TASK GOAL - Pictures stay out; everything else in the records below is copied exactly.

THE RECORDS -
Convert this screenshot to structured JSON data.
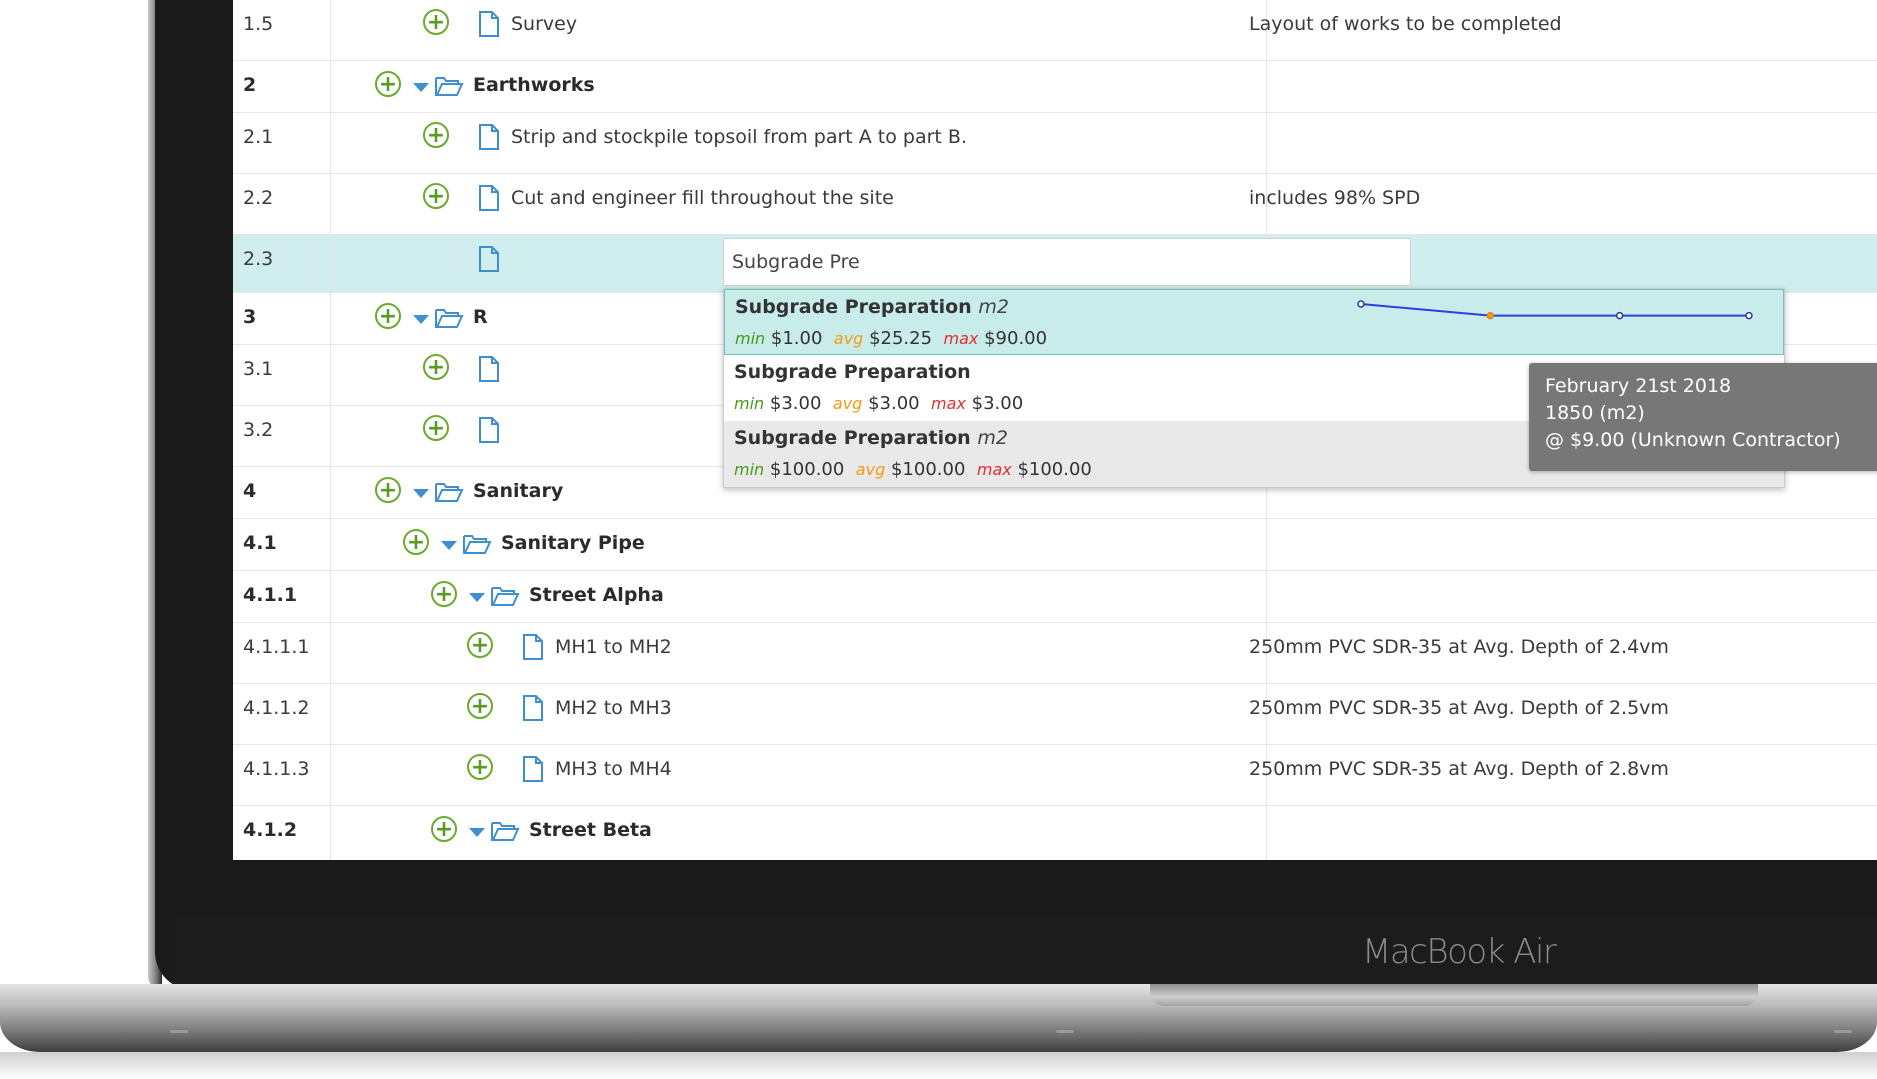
{
  "rows": [
    {
      "num": "1.5",
      "label": "Survey",
      "note": "Layout of works to be completed"
    },
    {
      "num": "2",
      "label": "Earthworks",
      "note": ""
    },
    {
      "num": "2.1",
      "label": "Strip and stockpile topsoil from part A to part B.",
      "note": ""
    },
    {
      "num": "2.2",
      "label": "Cut and engineer fill throughout the site",
      "note": "includes 98% SPD"
    },
    {
      "num": "2.3",
      "label": "",
      "note": ""
    },
    {
      "num": "3",
      "label": "R",
      "note": ""
    },
    {
      "num": "3.1",
      "label": "",
      "note": ""
    },
    {
      "num": "3.2",
      "label": "",
      "note": ""
    },
    {
      "num": "4",
      "label": "Sanitary",
      "note": ""
    },
    {
      "num": "4.1",
      "label": "Sanitary Pipe",
      "note": ""
    },
    {
      "num": "4.1.1",
      "label": "Street Alpha",
      "note": ""
    },
    {
      "num": "4.1.1.1",
      "label": "MH1 to MH2",
      "note": "250mm PVC SDR-35 at Avg. Depth of 2.4vm"
    },
    {
      "num": "4.1.1.2",
      "label": "MH2 to MH3",
      "note": "250mm PVC SDR-35 at Avg. Depth of 2.5vm"
    },
    {
      "num": "4.1.1.3",
      "label": "MH3 to MH4",
      "note": "250mm PVC SDR-35 at Avg. Depth of 2.8vm"
    },
    {
      "num": "4.1.2",
      "label": "Street Beta",
      "note": ""
    }
  ],
  "editor": {
    "value": "Subgrade Pre"
  },
  "suggestions": [
    {
      "name": "Subgrade Preparation",
      "unit": "m2",
      "min_key": "min",
      "min": "$1.00",
      "avg_key": "avg",
      "avg": "$25.25",
      "max_key": "max",
      "max": "$90.00"
    },
    {
      "name": "Subgrade Preparation",
      "unit": "",
      "min_key": "min",
      "min": "$3.00",
      "avg_key": "avg",
      "avg": "$3.00",
      "max_key": "max",
      "max": "$3.00"
    },
    {
      "name": "Subgrade Preparation",
      "unit": "m2",
      "min_key": "min",
      "min": "$100.00",
      "avg_key": "avg",
      "avg": "$100.00",
      "max_key": "max",
      "max": "$100.00"
    }
  ],
  "sparkline": {
    "type": "line",
    "values": [
      9.0,
      4.0,
      4.0,
      4.0
    ],
    "highlight_index": 1
  },
  "tooltip": {
    "line1": "February 21st 2018",
    "line2": "1850 (m2)",
    "line3": "@ $9.00 (Unknown Contractor)"
  },
  "laptop": {
    "label": "MacBook Air"
  },
  "colors": {
    "highlight_row": "#cfeeed",
    "plus": "#6aaa2e",
    "folder": "#3f8fd0",
    "sparkline": "#2b3ee6"
  },
  "icons": {
    "add": "plus-circle-icon",
    "folder": "folder-open-icon",
    "document": "document-icon",
    "expand": "caret-down-icon"
  }
}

EXERCISE RESPONSE -
Convert this screenshot to structured JSON data.
{
  "rows": [
    {
      "num": "1.5",
      "label": "Survey",
      "note": "Layout of works to be completed"
    },
    {
      "num": "2",
      "label": "Earthworks",
      "note": ""
    },
    {
      "num": "2.1",
      "label": "Strip and stockpile topsoil from part A to part B.",
      "note": ""
    },
    {
      "num": "2.2",
      "label": "Cut and engineer fill throughout the site",
      "note": "includes 98% SPD"
    },
    {
      "num": "2.3",
      "label": "",
      "note": ""
    },
    {
      "num": "3",
      "label": "R",
      "note": ""
    },
    {
      "num": "3.1",
      "label": "",
      "note": ""
    },
    {
      "num": "3.2",
      "label": "",
      "note": ""
    },
    {
      "num": "4",
      "label": "Sanitary",
      "note": ""
    },
    {
      "num": "4.1",
      "label": "Sanitary Pipe",
      "note": ""
    },
    {
      "num": "4.1.1",
      "label": "Street Alpha",
      "note": ""
    },
    {
      "num": "4.1.1.1",
      "label": "MH1 to MH2",
      "note": "250mm PVC SDR-35 at Avg. Depth of 2.4vm"
    },
    {
      "num": "4.1.1.2",
      "label": "MH2 to MH3",
      "note": "250mm PVC SDR-35 at Avg. Depth of 2.5vm"
    },
    {
      "num": "4.1.1.3",
      "label": "MH3 to MH4",
      "note": "250mm PVC SDR-35 at Avg. Depth of 2.8vm"
    },
    {
      "num": "4.1.2",
      "label": "Street Beta",
      "note": ""
    }
  ],
  "editor": {
    "value": "Subgrade Pre"
  },
  "suggestions": [
    {
      "name": "Subgrade Preparation",
      "unit": "m2",
      "min_key": "min",
      "min": "$1.00",
      "avg_key": "avg",
      "avg": "$25.25",
      "max_key": "max",
      "max": "$90.00"
    },
    {
      "name": "Subgrade Preparation",
      "unit": "",
      "min_key": "min",
      "min": "$3.00",
      "avg_key": "avg",
      "avg": "$3.00",
      "max_key": "max",
      "max": "$3.00"
    },
    {
      "name": "Subgrade Preparation",
      "unit": "m2",
      "min_key": "min",
      "min": "$100.00",
      "avg_key": "avg",
      "avg": "$100.00",
      "max_key": "max",
      "max": "$100.00"
    }
  ],
  "sparkline": {
    "type": "line",
    "values": [
      9.0,
      4.0,
      4.0,
      4.0
    ],
    "highlight_index": 1
  },
  "tooltip": {
    "line1": "February 21st 2018",
    "line2": "1850 (m2)",
    "line3": "@ $9.00 (Unknown Contractor)"
  },
  "laptop": {
    "label": "MacBook Air"
  },
  "colors": {
    "highlight_row": "#cfeeed",
    "plus": "#6aaa2e",
    "folder": "#3f8fd0",
    "sparkline": "#2b3ee6"
  },
  "icons": {
    "add": "plus-circle-icon",
    "folder": "folder-open-icon",
    "document": "document-icon",
    "expand": "caret-down-icon"
  }
}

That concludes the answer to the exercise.